Material provided —
>>>>

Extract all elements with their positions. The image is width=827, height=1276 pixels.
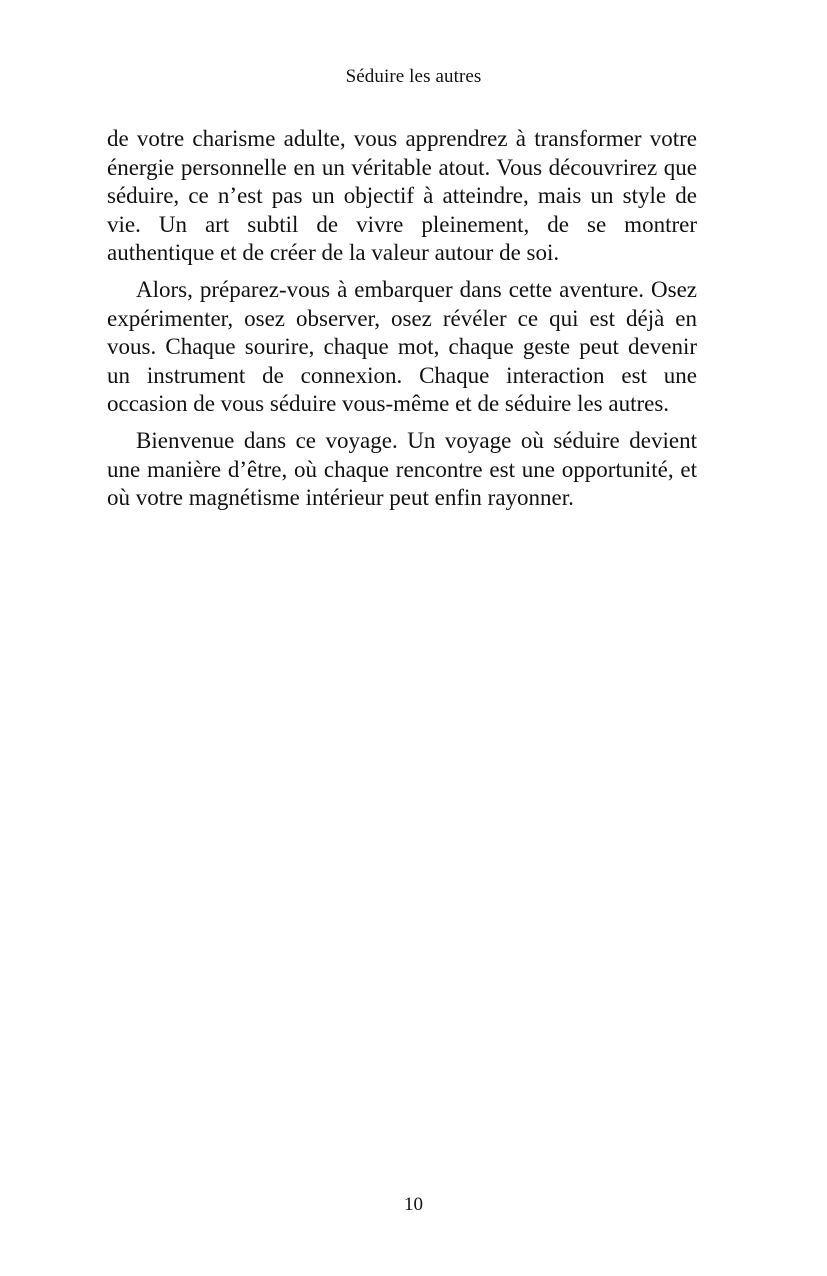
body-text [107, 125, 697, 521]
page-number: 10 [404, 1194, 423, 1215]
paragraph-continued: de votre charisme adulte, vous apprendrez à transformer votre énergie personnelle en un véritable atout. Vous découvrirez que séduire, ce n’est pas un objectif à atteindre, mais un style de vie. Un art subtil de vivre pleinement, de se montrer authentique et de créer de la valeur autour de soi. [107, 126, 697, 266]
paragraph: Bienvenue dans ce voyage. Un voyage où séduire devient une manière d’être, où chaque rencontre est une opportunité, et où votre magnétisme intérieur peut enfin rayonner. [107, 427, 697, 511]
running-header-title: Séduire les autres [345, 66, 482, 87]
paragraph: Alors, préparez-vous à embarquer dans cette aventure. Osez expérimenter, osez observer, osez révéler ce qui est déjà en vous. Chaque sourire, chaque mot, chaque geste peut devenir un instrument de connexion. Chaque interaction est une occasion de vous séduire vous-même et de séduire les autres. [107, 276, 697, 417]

<<<<

Set task —
Switch "voyage" to "parcours" in the part of the listing that opens with the line containing "body-text [107, 125, 697, 521]" and closes with the end of the listing, then give those lines again with nothing else changed.

The response —
body-text [107, 125, 697, 521]
page-number: 10 [404, 1194, 423, 1215]
paragraph-continued: de votre charisme adulte, vous apprendrez à transformer votre énergie personnelle en un véritable atout. Vous découvrirez que séduire, ce n’est pas un objectif à atteindre, mais un style de vie. Un art subtil de vivre pleinement, de se montrer authentique et de créer de la valeur autour de soi. [107, 126, 697, 266]
paragraph: Bienvenue dans ce parcours. Un parcours où séduire devient une manière d’être, où chaque rencontre est une opportunité, et où votre magnétisme intérieur peut enfin rayonner. [107, 427, 697, 511]
running-header-title: Séduire les autres [345, 66, 482, 87]
paragraph: Alors, préparez-vous à embarquer dans cette aventure. Osez expérimenter, osez observer, osez révéler ce qui est déjà en vous. Chaque sourire, chaque mot, chaque geste peut devenir un instrument de connexion. Chaque interaction est une occasion de vous séduire vous-même et de séduire les autres. [107, 276, 697, 417]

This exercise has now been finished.